TEXTE DU DOCUMENT:
▼

La saga « Alien » est une fresque de série B, réalisée avec des moyens de série A. Néanmoins, « Aliens » parvient à s’équiper d’une grandeur et d’une ampleur qu’aucun autre opus ne touchera : qu’il s’agisse du suicide commercial de David Fincher ou du pamphlet baroque de Jean-Pierre Jeunet. En s’employant à détruire toute une famille de monstres, Ripley réveille tout le potentiel de la saga en tant que quête matricielle explosive. Préférant les détonations et les ondes de choc au silence de l’espace, James Cameron ne tarde pas à créer une atmosphère guerrière oppressante tout en laissant sa caméra léviter autour de personnages attachants. Aventure entre Charybde et Scylla, « Aliens » abat ses cartes dès que nous est présenté le personnage Newt, petite fille abandonnée dans ce gigantesque complexe industriel au sein duquel se déroule le film, entre les mains des xénomorphes. Lorsque Ripley aperçois la jeune fille, son premier reflexe est d’aller la chercher dans les conduits d’aération, au péril de sa vie. Les enjeux du film apparaissent donc clairement. Le but de Ripley n’est plus de sauver sa peau, mais de conduire la jeune orpheline le plus loin possible de cet enfer. Elle obéit donc à ses pulsions maternelles, et là apparaît toute la féminité, voire même toute l’humanité du personnage.

▲

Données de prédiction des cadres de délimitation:
▼

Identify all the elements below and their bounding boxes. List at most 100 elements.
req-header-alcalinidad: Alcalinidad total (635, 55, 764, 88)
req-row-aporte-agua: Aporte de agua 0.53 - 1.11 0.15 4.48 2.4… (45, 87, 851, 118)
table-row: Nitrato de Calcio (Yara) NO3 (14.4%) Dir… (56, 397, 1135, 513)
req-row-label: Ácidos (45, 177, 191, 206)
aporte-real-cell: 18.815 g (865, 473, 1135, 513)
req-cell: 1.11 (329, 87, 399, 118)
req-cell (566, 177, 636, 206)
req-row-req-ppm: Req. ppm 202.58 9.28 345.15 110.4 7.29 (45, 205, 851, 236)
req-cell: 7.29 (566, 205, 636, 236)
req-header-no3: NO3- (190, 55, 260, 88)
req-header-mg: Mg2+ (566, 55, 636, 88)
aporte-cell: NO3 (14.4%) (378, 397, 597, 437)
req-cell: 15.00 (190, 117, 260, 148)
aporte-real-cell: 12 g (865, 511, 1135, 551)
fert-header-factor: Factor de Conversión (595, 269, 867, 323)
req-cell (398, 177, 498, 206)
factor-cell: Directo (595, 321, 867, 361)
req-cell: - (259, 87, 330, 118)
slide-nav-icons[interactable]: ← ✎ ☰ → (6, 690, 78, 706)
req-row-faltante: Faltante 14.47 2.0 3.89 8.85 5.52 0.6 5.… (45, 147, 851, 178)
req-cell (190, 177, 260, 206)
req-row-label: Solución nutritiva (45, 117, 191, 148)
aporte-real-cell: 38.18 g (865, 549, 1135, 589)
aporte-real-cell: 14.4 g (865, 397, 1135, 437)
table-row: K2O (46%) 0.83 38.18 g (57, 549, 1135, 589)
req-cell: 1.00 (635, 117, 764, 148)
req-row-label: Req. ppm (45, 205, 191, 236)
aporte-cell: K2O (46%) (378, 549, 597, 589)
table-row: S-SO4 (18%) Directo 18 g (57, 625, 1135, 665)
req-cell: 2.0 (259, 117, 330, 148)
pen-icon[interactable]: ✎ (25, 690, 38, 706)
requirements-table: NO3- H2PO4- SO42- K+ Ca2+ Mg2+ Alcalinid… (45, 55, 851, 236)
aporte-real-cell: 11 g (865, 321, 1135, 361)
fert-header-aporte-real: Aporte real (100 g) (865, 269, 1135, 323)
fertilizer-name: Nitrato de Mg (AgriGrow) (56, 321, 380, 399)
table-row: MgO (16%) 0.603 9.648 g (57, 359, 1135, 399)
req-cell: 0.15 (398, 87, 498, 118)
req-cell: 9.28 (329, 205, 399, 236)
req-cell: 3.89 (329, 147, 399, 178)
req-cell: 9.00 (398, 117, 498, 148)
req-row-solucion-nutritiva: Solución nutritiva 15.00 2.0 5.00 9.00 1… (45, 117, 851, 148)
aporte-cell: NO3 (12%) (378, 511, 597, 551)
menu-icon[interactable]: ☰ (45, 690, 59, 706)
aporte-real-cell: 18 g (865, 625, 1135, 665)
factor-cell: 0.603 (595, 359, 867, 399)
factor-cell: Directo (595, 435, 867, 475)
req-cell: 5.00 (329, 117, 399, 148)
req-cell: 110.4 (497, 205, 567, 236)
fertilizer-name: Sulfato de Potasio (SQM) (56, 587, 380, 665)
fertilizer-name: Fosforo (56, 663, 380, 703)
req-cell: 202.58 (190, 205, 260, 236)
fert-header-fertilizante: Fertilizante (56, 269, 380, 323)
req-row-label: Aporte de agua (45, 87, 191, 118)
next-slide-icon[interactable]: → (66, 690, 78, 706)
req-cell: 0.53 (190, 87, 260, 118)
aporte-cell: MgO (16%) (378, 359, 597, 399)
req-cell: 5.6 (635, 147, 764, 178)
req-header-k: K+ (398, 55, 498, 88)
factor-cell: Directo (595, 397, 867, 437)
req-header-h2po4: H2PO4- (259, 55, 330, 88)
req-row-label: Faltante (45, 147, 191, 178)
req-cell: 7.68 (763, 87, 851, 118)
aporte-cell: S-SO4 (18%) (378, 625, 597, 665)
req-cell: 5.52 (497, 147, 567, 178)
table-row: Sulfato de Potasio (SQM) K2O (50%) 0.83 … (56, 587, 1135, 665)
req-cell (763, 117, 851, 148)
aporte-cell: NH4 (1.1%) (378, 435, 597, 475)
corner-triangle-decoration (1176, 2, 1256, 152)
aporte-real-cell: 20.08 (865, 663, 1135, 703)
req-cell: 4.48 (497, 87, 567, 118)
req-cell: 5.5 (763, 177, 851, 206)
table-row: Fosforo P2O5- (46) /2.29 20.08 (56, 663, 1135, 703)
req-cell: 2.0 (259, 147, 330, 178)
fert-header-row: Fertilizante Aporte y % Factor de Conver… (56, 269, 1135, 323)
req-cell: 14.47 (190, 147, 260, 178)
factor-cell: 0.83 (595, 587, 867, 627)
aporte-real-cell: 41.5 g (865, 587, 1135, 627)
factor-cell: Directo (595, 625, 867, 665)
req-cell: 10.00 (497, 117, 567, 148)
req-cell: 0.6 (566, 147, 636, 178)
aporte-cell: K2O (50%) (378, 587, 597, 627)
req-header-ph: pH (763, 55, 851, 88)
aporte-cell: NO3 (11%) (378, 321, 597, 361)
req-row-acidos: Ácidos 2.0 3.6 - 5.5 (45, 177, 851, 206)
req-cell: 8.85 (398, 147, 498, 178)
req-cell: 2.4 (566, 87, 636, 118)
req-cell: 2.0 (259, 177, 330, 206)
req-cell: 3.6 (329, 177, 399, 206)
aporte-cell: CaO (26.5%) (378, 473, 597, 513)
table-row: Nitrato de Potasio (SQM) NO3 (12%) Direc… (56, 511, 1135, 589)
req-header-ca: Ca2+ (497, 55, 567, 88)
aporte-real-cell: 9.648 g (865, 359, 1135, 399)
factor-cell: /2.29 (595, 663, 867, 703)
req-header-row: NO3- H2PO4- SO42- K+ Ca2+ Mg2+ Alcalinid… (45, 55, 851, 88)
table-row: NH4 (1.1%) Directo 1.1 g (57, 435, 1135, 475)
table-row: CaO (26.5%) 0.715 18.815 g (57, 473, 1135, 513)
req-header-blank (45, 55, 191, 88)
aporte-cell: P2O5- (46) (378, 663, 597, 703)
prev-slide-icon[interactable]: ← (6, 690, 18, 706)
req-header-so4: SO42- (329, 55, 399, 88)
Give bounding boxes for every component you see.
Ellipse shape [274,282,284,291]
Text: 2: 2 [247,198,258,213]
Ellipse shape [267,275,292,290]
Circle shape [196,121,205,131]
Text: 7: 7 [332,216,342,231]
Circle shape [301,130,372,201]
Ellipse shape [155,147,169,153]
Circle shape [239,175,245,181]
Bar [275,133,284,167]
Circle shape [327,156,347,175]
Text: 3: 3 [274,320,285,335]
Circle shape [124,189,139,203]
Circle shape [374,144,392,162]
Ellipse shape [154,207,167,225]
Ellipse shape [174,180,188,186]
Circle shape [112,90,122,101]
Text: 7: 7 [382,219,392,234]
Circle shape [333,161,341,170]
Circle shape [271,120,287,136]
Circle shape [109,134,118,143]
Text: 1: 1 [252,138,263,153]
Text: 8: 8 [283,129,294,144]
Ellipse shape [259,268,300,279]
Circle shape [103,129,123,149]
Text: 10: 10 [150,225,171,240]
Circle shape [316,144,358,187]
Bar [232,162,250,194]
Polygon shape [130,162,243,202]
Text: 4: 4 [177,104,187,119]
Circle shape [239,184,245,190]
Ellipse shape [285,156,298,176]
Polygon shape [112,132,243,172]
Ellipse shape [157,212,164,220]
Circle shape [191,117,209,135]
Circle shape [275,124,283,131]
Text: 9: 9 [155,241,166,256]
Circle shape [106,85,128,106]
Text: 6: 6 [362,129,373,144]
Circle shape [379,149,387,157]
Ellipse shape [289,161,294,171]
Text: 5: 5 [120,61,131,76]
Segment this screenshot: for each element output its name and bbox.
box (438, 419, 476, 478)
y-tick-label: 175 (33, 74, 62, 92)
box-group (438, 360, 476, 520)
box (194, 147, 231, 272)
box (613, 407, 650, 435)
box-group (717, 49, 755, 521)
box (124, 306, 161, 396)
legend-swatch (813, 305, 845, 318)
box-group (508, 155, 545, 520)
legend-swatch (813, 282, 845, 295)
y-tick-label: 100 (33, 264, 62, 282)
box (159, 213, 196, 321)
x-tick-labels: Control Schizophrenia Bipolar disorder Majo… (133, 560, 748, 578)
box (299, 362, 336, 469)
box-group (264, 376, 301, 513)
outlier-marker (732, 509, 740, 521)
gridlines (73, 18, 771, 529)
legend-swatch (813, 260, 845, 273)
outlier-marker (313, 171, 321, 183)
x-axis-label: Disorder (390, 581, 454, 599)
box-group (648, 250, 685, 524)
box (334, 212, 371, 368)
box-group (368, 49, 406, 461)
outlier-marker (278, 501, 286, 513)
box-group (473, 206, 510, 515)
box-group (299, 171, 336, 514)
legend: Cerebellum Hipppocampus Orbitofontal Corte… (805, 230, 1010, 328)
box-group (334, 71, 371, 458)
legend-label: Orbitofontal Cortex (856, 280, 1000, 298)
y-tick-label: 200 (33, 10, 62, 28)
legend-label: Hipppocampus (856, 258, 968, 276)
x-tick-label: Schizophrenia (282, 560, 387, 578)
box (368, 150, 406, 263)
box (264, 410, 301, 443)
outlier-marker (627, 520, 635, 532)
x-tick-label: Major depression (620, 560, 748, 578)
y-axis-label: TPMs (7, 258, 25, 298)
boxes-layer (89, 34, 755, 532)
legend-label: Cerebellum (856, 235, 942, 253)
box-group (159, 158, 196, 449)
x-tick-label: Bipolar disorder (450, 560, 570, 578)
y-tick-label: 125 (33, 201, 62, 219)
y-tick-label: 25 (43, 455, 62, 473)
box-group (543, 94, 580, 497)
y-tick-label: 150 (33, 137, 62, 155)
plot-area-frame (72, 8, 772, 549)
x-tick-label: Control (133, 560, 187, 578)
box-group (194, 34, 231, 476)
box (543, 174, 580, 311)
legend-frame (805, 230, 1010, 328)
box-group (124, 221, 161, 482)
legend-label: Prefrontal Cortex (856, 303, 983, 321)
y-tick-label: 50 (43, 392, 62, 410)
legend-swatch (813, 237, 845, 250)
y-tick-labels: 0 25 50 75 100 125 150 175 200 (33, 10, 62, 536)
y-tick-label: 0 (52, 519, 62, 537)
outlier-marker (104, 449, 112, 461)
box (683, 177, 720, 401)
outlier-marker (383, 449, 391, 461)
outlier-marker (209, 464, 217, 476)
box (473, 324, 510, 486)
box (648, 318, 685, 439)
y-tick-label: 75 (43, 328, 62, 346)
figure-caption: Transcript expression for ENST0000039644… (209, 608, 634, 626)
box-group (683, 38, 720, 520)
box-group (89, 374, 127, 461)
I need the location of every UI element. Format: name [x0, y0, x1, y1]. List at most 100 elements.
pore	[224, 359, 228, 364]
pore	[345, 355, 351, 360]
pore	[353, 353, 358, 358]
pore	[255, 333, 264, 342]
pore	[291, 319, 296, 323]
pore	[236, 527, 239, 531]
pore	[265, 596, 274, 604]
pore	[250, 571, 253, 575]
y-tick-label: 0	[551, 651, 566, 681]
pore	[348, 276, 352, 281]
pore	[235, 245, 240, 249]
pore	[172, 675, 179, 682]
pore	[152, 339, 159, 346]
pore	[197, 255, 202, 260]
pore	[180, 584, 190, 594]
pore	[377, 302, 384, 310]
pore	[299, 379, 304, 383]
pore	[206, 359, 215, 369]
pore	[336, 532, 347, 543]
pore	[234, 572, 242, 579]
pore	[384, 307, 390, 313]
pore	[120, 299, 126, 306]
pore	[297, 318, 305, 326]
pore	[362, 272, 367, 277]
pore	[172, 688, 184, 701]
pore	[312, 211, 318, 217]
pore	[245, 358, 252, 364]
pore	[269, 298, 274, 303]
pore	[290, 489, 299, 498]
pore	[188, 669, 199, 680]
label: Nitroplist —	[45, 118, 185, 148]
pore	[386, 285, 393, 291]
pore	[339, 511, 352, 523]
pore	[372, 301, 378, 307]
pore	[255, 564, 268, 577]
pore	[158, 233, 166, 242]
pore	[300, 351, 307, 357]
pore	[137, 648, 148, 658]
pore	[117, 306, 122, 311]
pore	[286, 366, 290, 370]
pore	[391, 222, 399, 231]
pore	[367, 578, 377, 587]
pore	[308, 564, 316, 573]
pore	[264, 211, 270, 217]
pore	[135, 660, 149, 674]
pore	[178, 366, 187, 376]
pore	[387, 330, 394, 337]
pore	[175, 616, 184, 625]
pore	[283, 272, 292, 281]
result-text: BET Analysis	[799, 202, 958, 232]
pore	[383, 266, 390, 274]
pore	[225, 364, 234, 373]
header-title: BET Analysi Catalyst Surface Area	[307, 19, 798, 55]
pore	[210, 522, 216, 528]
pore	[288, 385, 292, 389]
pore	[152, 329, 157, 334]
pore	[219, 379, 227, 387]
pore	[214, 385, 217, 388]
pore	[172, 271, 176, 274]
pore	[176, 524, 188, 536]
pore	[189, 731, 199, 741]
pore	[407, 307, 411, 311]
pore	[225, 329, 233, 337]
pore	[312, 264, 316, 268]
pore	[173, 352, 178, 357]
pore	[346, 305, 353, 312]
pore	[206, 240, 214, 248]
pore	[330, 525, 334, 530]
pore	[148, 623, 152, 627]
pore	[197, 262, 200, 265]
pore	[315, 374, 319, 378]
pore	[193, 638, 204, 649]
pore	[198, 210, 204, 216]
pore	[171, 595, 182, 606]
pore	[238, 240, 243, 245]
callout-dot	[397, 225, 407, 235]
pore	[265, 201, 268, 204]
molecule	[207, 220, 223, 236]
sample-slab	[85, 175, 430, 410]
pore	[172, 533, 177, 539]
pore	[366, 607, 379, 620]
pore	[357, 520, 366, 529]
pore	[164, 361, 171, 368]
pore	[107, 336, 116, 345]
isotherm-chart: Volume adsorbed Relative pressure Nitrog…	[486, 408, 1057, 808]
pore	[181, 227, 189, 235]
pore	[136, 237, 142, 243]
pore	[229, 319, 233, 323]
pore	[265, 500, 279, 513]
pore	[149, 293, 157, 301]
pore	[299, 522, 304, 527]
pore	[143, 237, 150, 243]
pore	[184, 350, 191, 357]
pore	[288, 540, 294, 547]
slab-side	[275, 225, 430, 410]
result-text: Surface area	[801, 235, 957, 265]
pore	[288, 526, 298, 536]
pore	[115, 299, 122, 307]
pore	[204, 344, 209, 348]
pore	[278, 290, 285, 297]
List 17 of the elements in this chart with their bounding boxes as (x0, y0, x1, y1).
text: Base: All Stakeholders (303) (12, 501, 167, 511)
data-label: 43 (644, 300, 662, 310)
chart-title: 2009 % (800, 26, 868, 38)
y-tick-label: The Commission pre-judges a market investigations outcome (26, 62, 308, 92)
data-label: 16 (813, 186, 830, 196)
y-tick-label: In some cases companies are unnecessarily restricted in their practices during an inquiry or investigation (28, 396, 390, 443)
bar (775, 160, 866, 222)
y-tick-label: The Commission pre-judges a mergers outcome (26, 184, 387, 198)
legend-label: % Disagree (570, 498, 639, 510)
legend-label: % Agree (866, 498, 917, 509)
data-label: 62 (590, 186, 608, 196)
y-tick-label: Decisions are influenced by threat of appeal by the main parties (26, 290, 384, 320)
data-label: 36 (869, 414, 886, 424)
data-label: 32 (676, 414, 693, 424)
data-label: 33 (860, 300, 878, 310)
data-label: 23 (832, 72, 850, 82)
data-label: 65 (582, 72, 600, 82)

▲

CONSIGNES DES EXERCICES:
1. Répondez à ces questions sur le texte consacré à « Aliens » :
(a) Quel réalisateur a fait le film ?
(b) Comment s'appelle la petite fille abandonnée ?
(c) Où Ripley part-elle chercher la jeune fille ?
2. Poursuivez le texte consacré à « Aliens » après sa dernière phrase.

EXERCICES CORRIGÉS:
1.
(a) James Cameron.
(b) Newt.
(c) Dans les conduits d'aération.

2.
La relation mère/fille est donc le centre de gravité du métrage. Ce qui, pour un film de science fiction horrifique malsain, est particulièrement étonnant, voire même en total décalage avec la virilité rutilante découlant de ces personnages bourrins. Raflant du xénomorphe à l’appel, Cameron tisse une œuvre aussi décomplexée que maitrisée, et n’hésite pas à montrer l’horreur pure : celle d’une Reine alien, génitrice de la tuerie. Il faut savoir qu’à cette époque, James Cameron est très loin de « Titanic », ou « Avatar », et n’est pas encore le réalisateur « conforme » qu’il est aujourd’hui. Ici, le bougre ne se complique par la tache à filmer cet affrontement entre la pureté et l’annihilation. Au contraire, on sent à travers « Aliens », plus que dans ses autres films, qu’il est un homme d’action. À partir du moment où la Reine xénomorphe apparaît, le film change totalement de calibre, et devient un combat de mères faisant l’apologie de la suprématie maternelle. Et outre les quelques facilités qu’il emploie, « Aliens » est également une subtile métaphore de l’enfer de la guerre, faisant notamment référence à la guerre du Viêt-Nam, en ravivant nos peurs les plus intimes, et rajoutant à cela l’un des combat les plus épique de toute l’histoire du cinéma.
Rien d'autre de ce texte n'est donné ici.